Stored dataset items

— START —

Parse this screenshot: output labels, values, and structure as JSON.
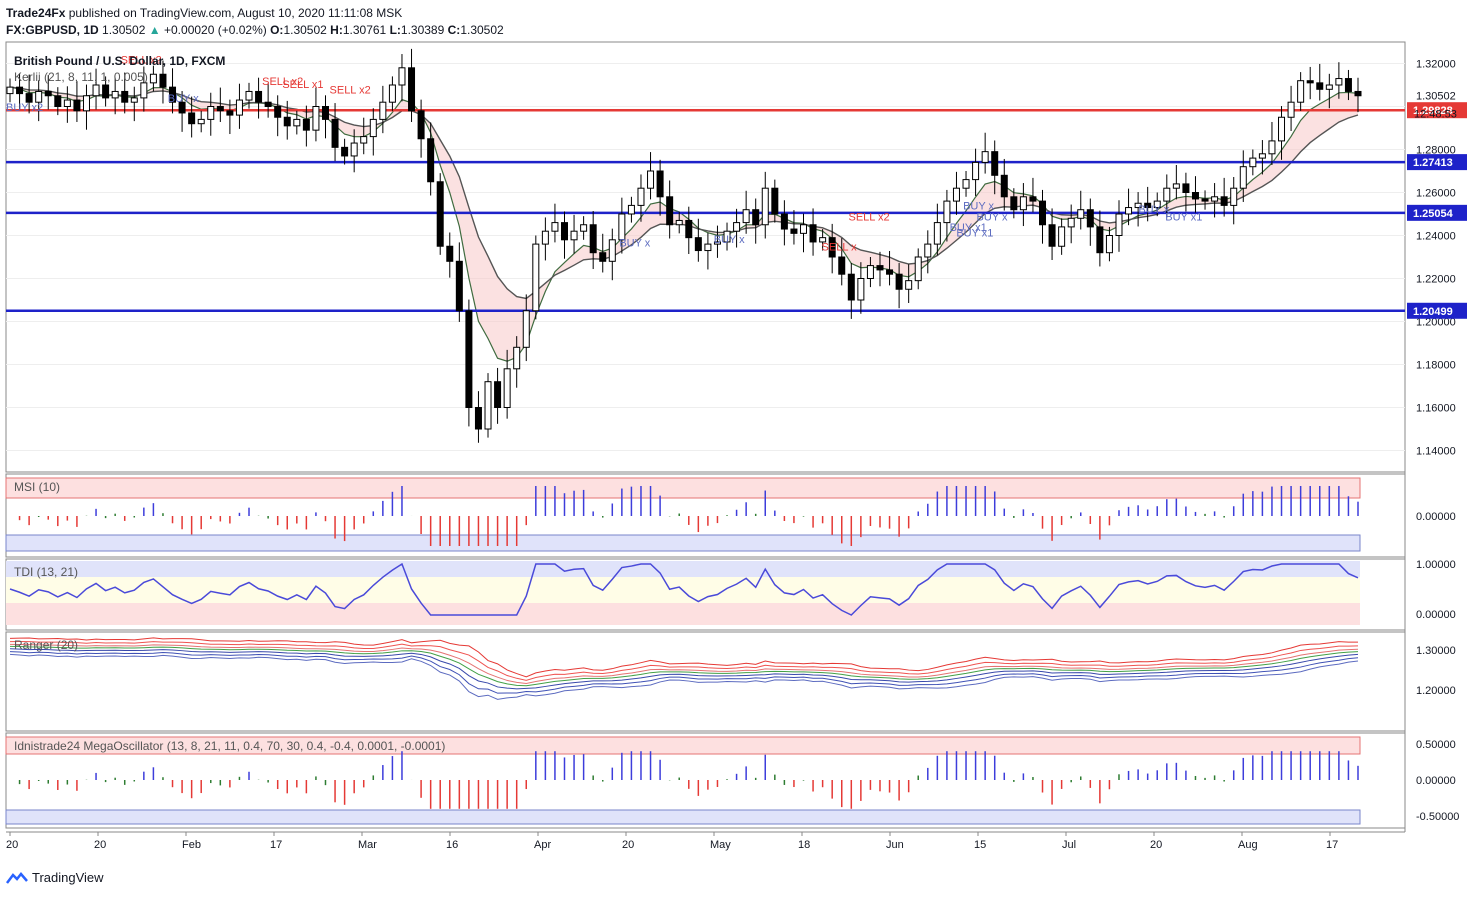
{
  "header": {
    "publisher": "Trade24Fx",
    "published_text": "published on TradingView.com, August 10, 2020 11:11:08 MSK",
    "symbol": "FX:GBPUSD, 1D",
    "last": "1.30502",
    "change": "+0.00020 (+0.02%)",
    "o_label": "O:",
    "o": "1.30502",
    "h_label": "H:",
    "h": "1.30761",
    "l_label": "L:",
    "l": "1.30389",
    "c_label": "C:",
    "c": "1.30502"
  },
  "main_pane": {
    "title": "British Pound / U.S. Dollar, 1D, FXCM",
    "indicator": "Kerlii (21, 8, 11, 1, 0.005)",
    "price_labels": [
      "1.32000",
      "1.30000",
      "1.28000",
      "1.26000",
      "1.24000",
      "1.22000",
      "1.20000",
      "1.18000",
      "1.16000",
      "1.14000"
    ],
    "last_price": "1.30502",
    "countdown": "12:48:53",
    "levels": [
      {
        "value": 1.29828,
        "label": "1.29828",
        "color": "#e53935"
      },
      {
        "value": 1.27413,
        "label": "1.27413",
        "color": "#1e22c9"
      },
      {
        "value": 1.25054,
        "label": "1.25054",
        "color": "#1e22c9"
      },
      {
        "value": 1.20499,
        "label": "1.20499",
        "color": "#1e22c9"
      }
    ],
    "annotations": [
      {
        "text": "SELL x2",
        "x": 0.085,
        "y": 1.32,
        "color": "#e53935"
      },
      {
        "text": "SELL x2",
        "x": 0.19,
        "y": 1.31,
        "color": "#e53935"
      },
      {
        "text": "SELL x1",
        "x": 0.205,
        "y": 1.3085,
        "color": "#e53935"
      },
      {
        "text": "SELL x2",
        "x": 0.24,
        "y": 1.306,
        "color": "#e53935"
      },
      {
        "text": "BUY x2",
        "x": 0.0,
        "y": 1.298,
        "color": "#5c6bc0"
      },
      {
        "text": "BUY x",
        "x": 0.12,
        "y": 1.302,
        "color": "#5c6bc0"
      },
      {
        "text": "BUY x",
        "x": 0.455,
        "y": 1.235,
        "color": "#5c6bc0"
      },
      {
        "text": "BUY x",
        "x": 0.525,
        "y": 1.2365,
        "color": "#5c6bc0"
      },
      {
        "text": "SELL x2",
        "x": 0.625,
        "y": 1.247,
        "color": "#e53935"
      },
      {
        "text": "SELL x",
        "x": 0.605,
        "y": 1.233,
        "color": "#e53935"
      },
      {
        "text": "BUY x1",
        "x": 0.7,
        "y": 1.242,
        "color": "#5c6bc0"
      },
      {
        "text": "BUY x1",
        "x": 0.705,
        "y": 1.2395,
        "color": "#5c6bc0"
      },
      {
        "text": "BUY x",
        "x": 0.71,
        "y": 1.252,
        "color": "#5c6bc0"
      },
      {
        "text": "BUY x",
        "x": 0.72,
        "y": 1.247,
        "color": "#5c6bc0"
      },
      {
        "text": "BUY x",
        "x": 0.84,
        "y": 1.2505,
        "color": "#5c6bc0"
      },
      {
        "text": "BUY x1",
        "x": 0.86,
        "y": 1.247,
        "color": "#5c6bc0"
      }
    ]
  },
  "x_axis": {
    "ticks": [
      "20",
      "20",
      "Feb",
      "17",
      "Mar",
      "16",
      "Apr",
      "20",
      "May",
      "18",
      "Jun",
      "15",
      "Jul",
      "20",
      "Aug",
      "17"
    ]
  },
  "msi_pane": {
    "title": "MSI (10)",
    "price_labels": [
      "0.00000"
    ]
  },
  "tdi_pane": {
    "title": "TDI (13, 21)",
    "price_labels": [
      "1.00000",
      "0.00000"
    ]
  },
  "ranger_pane": {
    "title": "Ranger (20)",
    "price_labels": [
      "1.30000",
      "1.20000"
    ]
  },
  "mega_pane": {
    "title": "Idnistrade24 MegaOscillator (13, 8, 21, 11, 0.4, 70, 30, 0.4, -0.4, 0.0001, -0.0001)",
    "price_labels": [
      "0.50000",
      "0.00000",
      "-0.50000"
    ]
  },
  "footer": {
    "brand": "TradingView"
  },
  "chart_data": {
    "type": "candlestick",
    "title": "British Pound / U.S. Dollar, 1D, FXCM",
    "ylim": [
      1.13,
      1.33
    ],
    "closes": [
      1.309,
      1.306,
      1.302,
      1.307,
      1.305,
      1.3,
      1.303,
      1.298,
      1.305,
      1.31,
      1.304,
      1.307,
      1.302,
      1.304,
      1.311,
      1.315,
      1.309,
      1.302,
      1.297,
      1.292,
      1.294,
      1.3,
      1.298,
      1.296,
      1.303,
      1.307,
      1.302,
      1.3,
      1.295,
      1.291,
      1.294,
      1.289,
      1.3,
      1.294,
      1.281,
      1.277,
      1.283,
      1.286,
      1.294,
      1.302,
      1.31,
      1.318,
      1.298,
      1.285,
      1.265,
      1.235,
      1.228,
      1.205,
      1.16,
      1.15,
      1.172,
      1.16,
      1.178,
      1.188,
      1.205,
      1.236,
      1.242,
      1.246,
      1.238,
      1.242,
      1.245,
      1.232,
      1.228,
      1.238,
      1.25,
      1.254,
      1.262,
      1.27,
      1.258,
      1.245,
      1.247,
      1.239,
      1.233,
      1.236,
      1.237,
      1.242,
      1.246,
      1.252,
      1.245,
      1.262,
      1.25,
      1.243,
      1.241,
      1.245,
      1.237,
      1.239,
      1.23,
      1.222,
      1.21,
      1.22,
      1.226,
      1.224,
      1.222,
      1.215,
      1.219,
      1.23,
      1.236,
      1.246,
      1.256,
      1.262,
      1.266,
      1.274,
      1.279,
      1.268,
      1.258,
      1.252,
      1.258,
      1.256,
      1.245,
      1.235,
      1.244,
      1.248,
      1.252,
      1.244,
      1.232,
      1.24,
      1.25,
      1.253,
      1.255,
      1.253,
      1.256,
      1.262,
      1.264,
      1.26,
      1.257,
      1.256,
      1.258,
      1.254,
      1.262,
      1.272,
      1.276,
      1.278,
      1.284,
      1.295,
      1.302,
      1.312,
      1.311,
      1.308,
      1.31,
      1.313,
      1.307,
      1.305
    ],
    "series": [
      {
        "name": "MSI (10)"
      },
      {
        "name": "TDI (13, 21)"
      },
      {
        "name": "Ranger (20)"
      },
      {
        "name": "MegaOscillator"
      }
    ]
  }
}
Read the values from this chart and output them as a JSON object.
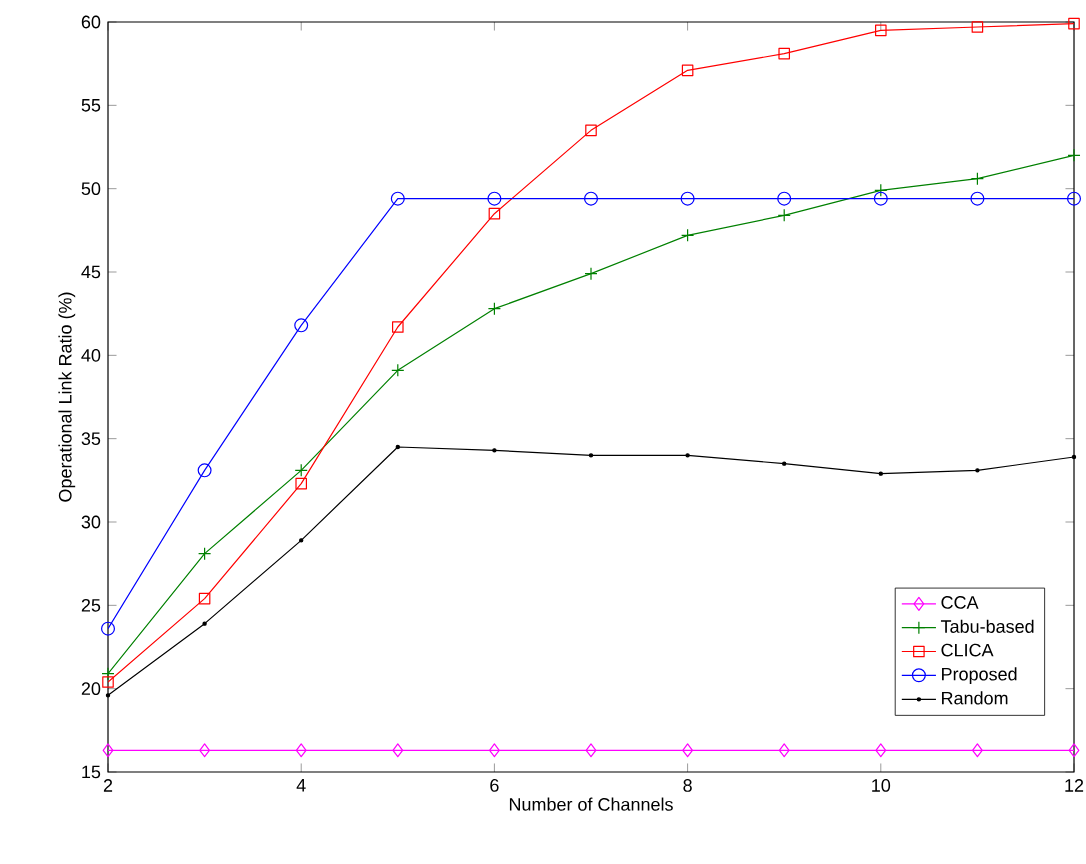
{
  "chart_data": {
    "type": "line",
    "xlabel": "Number of Channels",
    "ylabel": "Operational Link Ratio (%)",
    "x": [
      2,
      3,
      4,
      5,
      6,
      7,
      8,
      9,
      10,
      11,
      12
    ],
    "xlim": [
      2,
      12
    ],
    "xticks": [
      2,
      4,
      6,
      8,
      10,
      12
    ],
    "ylim": [
      15,
      60
    ],
    "yticks": [
      15,
      20,
      25,
      30,
      35,
      40,
      45,
      50,
      55,
      60
    ],
    "legend": "bottom right",
    "grid": false,
    "series": [
      {
        "name": "CCA",
        "color": "#ff00ff",
        "marker": "diamond",
        "values": [
          16.3,
          16.3,
          16.3,
          16.3,
          16.3,
          16.3,
          16.3,
          16.3,
          16.3,
          16.3,
          16.3
        ]
      },
      {
        "name": "Tabu-based",
        "color": "#008000",
        "marker": "cross",
        "values": [
          20.9,
          28.1,
          33.1,
          39.1,
          42.8,
          44.9,
          47.2,
          48.4,
          49.9,
          50.6,
          52.0
        ]
      },
      {
        "name": "CLICA",
        "color": "#ff0000",
        "marker": "square",
        "values": [
          20.4,
          25.4,
          32.3,
          41.7,
          48.5,
          53.5,
          57.1,
          58.1,
          59.5,
          59.7,
          59.9
        ]
      },
      {
        "name": "Proposed",
        "color": "#0000ff",
        "marker": "circle",
        "values": [
          23.6,
          33.1,
          41.8,
          49.4,
          49.4,
          49.4,
          49.4,
          49.4,
          49.4,
          49.4,
          49.4
        ]
      },
      {
        "name": "Random",
        "color": "#000000",
        "marker": "dot",
        "values": [
          19.6,
          23.9,
          28.9,
          34.5,
          34.3,
          34.0,
          34.0,
          33.5,
          32.9,
          33.1,
          33.9
        ]
      }
    ]
  }
}
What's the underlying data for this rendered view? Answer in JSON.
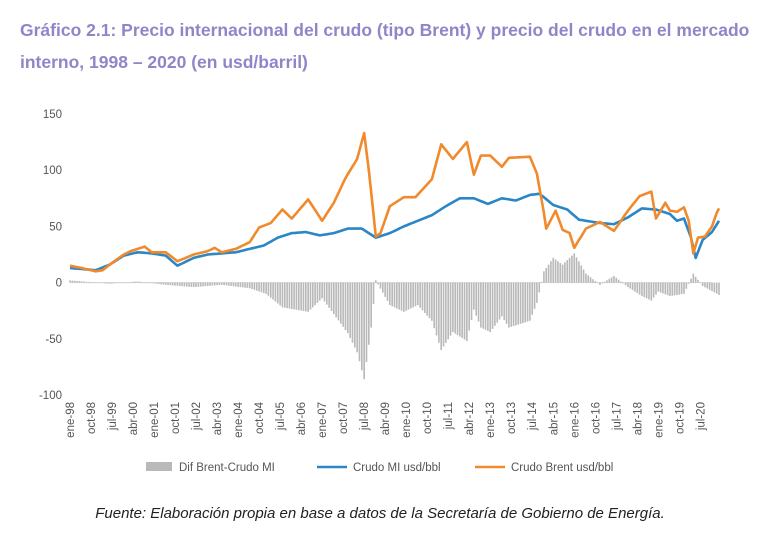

— END —

Task to complete: Report all lines of the data above that include the string "marker".

Answer to the task:
        "marker": "diamond",
        "marker": "cross",
        "marker": "square",
        "marker": "circle",
        "marker": "dot",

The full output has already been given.